Dataset rows about figures
-------

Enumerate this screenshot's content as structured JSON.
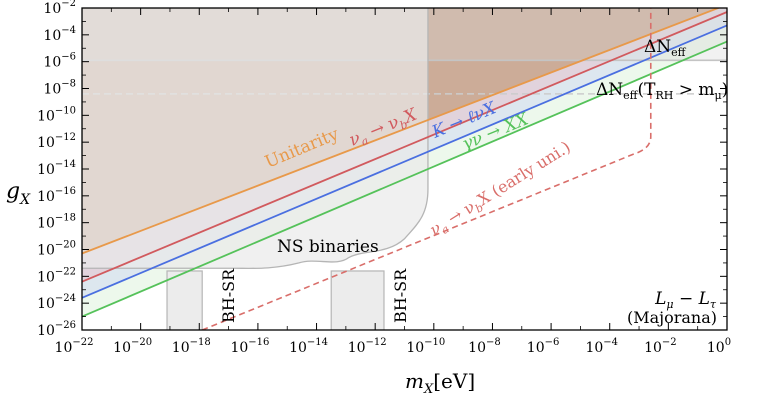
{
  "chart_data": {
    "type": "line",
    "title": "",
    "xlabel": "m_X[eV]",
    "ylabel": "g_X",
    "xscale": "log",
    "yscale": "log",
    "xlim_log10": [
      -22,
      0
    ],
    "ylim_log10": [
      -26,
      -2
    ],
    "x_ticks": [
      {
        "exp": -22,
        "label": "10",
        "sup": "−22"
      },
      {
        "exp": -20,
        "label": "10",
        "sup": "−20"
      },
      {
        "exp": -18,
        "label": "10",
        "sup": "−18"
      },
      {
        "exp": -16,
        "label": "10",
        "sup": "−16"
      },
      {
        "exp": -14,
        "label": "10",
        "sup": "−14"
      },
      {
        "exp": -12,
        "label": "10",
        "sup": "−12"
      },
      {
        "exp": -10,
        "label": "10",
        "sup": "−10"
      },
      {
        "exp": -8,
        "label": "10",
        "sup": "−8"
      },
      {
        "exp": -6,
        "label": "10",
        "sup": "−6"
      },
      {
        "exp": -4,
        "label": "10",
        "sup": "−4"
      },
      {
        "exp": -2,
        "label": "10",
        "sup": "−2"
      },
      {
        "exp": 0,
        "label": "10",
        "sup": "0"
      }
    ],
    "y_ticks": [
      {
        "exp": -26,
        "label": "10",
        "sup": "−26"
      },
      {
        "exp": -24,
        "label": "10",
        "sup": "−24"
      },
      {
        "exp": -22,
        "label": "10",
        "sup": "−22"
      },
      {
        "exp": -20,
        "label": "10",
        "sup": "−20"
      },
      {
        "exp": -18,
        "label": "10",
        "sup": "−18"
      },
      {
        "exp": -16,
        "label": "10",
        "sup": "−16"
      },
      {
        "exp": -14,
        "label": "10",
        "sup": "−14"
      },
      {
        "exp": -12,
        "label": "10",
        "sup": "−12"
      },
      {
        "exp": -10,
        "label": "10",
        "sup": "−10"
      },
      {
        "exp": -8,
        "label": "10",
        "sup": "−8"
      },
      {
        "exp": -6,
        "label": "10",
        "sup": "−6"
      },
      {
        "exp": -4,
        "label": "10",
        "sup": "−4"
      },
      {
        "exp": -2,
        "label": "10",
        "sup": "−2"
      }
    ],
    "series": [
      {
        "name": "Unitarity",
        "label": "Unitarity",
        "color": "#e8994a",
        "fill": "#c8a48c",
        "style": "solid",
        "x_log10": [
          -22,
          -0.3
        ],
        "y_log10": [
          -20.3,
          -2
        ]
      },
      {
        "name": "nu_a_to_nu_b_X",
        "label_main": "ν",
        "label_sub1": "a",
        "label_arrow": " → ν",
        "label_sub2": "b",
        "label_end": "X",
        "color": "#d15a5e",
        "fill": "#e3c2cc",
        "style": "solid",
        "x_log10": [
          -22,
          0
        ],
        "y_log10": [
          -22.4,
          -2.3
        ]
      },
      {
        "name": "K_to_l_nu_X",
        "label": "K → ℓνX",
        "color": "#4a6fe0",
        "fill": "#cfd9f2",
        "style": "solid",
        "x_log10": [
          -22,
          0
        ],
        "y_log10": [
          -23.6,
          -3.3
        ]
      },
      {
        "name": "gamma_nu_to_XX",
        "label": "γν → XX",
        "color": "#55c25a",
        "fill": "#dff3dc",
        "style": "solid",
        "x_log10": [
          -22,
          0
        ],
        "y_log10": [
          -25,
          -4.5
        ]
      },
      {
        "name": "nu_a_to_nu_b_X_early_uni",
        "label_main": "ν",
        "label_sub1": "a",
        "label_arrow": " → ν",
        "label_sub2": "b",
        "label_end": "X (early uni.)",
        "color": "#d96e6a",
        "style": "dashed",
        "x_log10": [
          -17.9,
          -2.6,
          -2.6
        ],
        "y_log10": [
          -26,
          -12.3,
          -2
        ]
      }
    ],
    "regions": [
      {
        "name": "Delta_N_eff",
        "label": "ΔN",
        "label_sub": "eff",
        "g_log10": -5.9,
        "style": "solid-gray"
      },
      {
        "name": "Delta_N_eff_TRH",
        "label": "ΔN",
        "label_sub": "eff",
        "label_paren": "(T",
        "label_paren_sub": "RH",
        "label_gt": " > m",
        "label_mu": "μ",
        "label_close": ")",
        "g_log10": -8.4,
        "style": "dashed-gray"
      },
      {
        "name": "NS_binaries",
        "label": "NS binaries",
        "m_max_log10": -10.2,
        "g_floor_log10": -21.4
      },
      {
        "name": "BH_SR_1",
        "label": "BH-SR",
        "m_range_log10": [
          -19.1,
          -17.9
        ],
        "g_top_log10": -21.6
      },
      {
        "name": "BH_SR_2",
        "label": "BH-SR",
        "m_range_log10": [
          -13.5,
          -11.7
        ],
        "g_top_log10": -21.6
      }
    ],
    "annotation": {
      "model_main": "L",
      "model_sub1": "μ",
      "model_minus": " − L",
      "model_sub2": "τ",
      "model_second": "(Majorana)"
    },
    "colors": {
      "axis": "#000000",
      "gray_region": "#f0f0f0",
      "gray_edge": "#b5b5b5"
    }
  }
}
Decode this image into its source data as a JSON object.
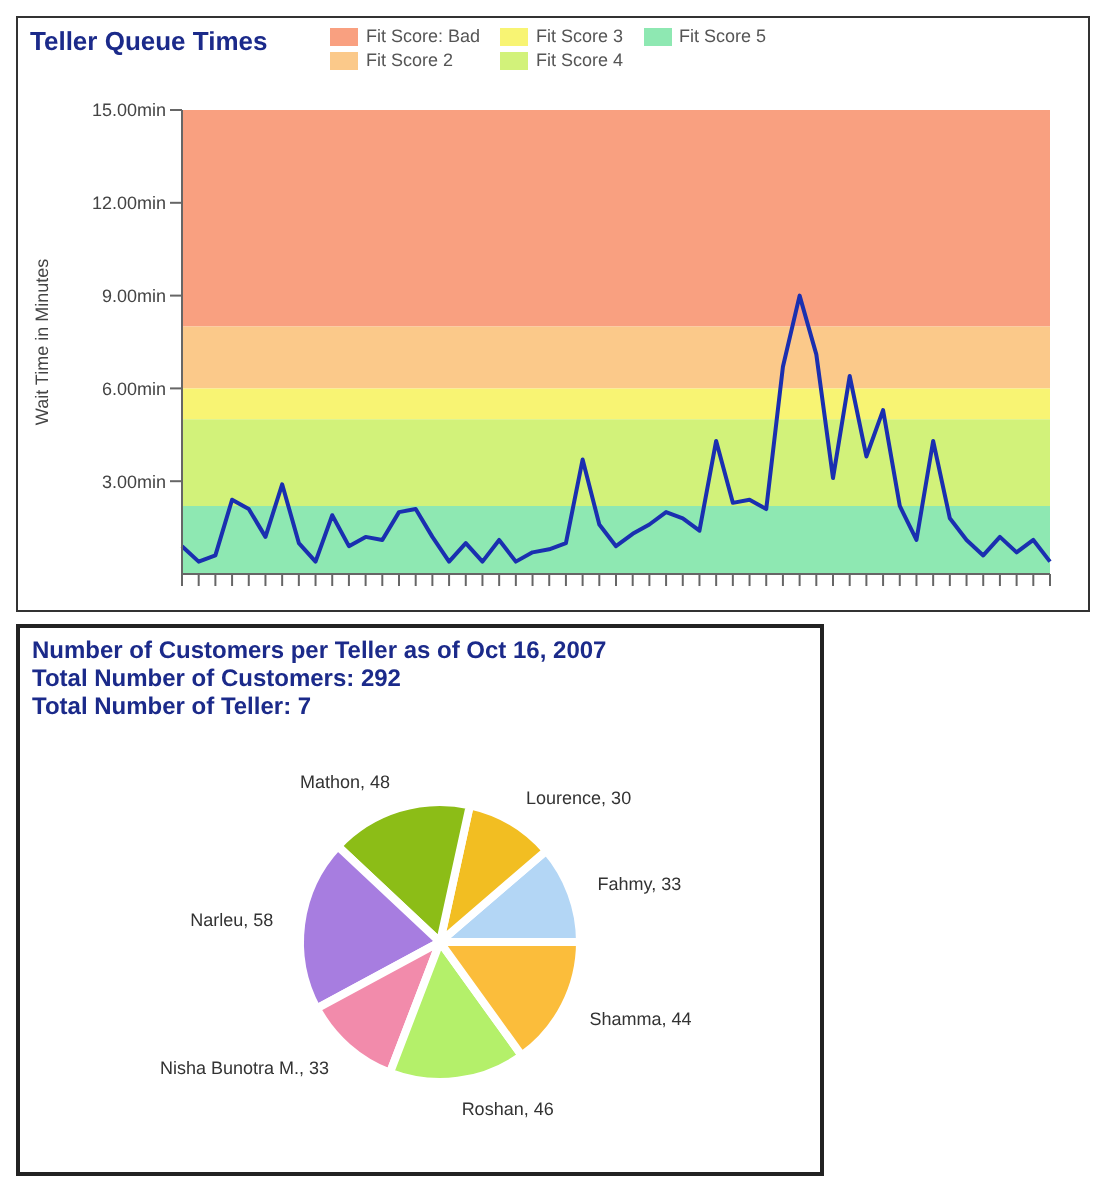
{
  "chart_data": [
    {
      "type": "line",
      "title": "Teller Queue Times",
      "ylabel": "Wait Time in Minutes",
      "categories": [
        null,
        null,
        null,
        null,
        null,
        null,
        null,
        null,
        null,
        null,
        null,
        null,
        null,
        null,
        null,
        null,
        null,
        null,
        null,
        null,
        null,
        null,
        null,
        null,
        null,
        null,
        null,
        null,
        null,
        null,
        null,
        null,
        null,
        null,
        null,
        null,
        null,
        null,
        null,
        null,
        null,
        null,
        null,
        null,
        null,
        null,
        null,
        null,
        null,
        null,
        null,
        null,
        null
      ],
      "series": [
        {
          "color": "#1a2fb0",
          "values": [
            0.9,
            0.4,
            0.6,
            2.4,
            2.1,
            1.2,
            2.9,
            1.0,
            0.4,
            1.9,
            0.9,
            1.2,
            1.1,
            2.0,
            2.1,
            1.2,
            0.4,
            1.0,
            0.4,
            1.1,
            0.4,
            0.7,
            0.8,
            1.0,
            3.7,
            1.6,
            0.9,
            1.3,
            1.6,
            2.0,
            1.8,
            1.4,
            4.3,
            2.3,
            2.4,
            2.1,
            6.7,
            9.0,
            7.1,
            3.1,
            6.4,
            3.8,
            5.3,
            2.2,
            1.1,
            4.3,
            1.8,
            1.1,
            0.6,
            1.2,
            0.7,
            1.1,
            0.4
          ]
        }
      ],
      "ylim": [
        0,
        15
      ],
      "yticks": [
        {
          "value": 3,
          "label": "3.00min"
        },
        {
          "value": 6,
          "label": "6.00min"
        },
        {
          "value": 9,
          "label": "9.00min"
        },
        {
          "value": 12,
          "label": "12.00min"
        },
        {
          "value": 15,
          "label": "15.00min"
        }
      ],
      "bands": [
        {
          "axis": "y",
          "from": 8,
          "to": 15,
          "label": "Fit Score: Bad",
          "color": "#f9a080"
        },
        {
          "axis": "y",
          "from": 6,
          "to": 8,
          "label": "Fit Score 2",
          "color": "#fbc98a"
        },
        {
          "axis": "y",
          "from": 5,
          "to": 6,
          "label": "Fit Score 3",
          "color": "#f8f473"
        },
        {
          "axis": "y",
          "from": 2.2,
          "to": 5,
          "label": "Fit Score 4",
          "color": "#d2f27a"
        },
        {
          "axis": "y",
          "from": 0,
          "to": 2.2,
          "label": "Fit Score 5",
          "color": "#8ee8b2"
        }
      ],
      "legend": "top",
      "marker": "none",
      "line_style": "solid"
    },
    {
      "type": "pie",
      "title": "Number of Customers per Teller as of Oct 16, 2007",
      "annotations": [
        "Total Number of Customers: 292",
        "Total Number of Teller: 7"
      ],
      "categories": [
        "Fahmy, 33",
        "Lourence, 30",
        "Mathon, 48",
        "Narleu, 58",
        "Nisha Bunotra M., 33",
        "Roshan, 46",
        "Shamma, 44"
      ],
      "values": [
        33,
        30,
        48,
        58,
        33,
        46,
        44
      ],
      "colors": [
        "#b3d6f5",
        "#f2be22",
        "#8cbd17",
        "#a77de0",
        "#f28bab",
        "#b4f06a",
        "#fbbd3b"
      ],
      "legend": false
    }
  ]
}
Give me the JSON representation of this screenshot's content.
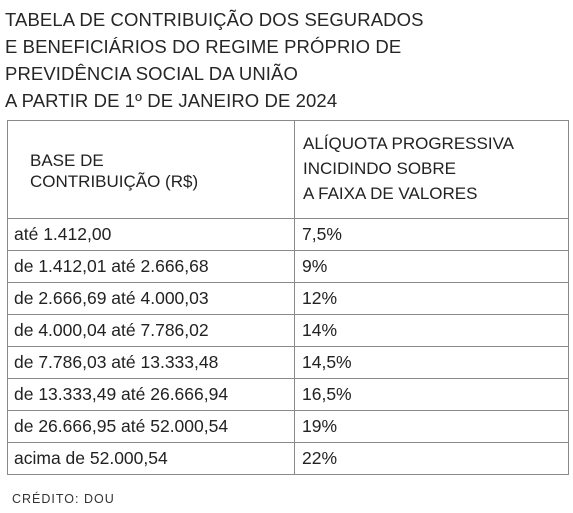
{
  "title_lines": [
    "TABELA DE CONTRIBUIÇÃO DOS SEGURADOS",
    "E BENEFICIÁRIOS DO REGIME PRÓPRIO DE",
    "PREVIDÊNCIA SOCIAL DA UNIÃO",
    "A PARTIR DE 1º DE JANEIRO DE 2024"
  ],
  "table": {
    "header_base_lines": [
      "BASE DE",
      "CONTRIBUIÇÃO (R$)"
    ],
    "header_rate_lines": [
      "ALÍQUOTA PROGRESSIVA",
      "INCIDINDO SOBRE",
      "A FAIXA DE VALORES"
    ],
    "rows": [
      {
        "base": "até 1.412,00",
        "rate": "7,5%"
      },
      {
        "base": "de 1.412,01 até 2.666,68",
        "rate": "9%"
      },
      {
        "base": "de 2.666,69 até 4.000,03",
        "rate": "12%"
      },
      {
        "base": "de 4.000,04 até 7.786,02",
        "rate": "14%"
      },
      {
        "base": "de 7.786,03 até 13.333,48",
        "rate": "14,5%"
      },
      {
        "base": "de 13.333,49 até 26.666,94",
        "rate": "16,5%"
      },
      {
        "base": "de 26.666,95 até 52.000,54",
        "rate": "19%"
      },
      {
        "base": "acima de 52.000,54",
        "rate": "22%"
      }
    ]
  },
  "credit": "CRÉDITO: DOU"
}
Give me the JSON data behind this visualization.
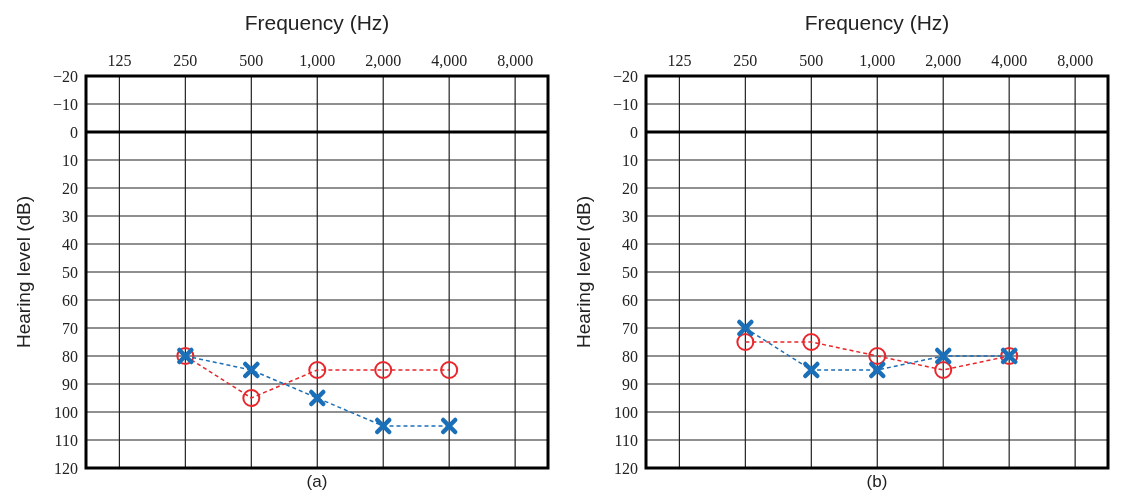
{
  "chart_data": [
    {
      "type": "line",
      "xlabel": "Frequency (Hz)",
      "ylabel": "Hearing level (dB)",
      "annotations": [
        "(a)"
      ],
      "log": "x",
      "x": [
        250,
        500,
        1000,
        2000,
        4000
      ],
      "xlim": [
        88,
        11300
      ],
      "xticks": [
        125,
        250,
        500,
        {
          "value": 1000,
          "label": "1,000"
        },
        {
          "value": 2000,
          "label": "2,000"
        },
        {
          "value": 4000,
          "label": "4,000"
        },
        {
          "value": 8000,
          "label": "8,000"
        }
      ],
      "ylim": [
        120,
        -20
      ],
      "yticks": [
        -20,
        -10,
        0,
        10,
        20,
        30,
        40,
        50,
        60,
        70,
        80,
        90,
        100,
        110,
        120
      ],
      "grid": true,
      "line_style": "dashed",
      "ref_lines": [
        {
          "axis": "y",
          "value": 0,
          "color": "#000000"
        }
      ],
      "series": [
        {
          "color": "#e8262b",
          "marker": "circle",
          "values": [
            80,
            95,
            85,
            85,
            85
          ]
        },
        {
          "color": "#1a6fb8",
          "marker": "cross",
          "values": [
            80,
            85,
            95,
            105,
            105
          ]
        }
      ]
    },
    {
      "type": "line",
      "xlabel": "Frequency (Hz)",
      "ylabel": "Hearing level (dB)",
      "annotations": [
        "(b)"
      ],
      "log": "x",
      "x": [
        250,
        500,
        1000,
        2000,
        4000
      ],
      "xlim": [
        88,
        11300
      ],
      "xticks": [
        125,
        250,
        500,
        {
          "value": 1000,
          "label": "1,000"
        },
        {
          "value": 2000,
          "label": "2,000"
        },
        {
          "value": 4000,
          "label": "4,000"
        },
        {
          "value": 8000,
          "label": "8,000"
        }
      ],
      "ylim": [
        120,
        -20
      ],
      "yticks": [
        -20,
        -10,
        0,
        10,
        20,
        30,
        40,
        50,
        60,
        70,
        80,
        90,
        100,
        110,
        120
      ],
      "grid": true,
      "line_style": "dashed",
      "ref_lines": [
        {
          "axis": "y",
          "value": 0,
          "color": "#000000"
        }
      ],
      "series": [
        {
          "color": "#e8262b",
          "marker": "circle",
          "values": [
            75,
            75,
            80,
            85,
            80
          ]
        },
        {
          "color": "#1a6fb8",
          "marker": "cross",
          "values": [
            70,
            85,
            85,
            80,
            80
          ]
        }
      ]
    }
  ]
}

-------

# [Exercise objective]
Scan the records above for the string "content", then select every line that holds it.

# [Finished task]
Enumerate this screenshot's content as structured JSON.
Give me the JSON representation of this screenshot's content.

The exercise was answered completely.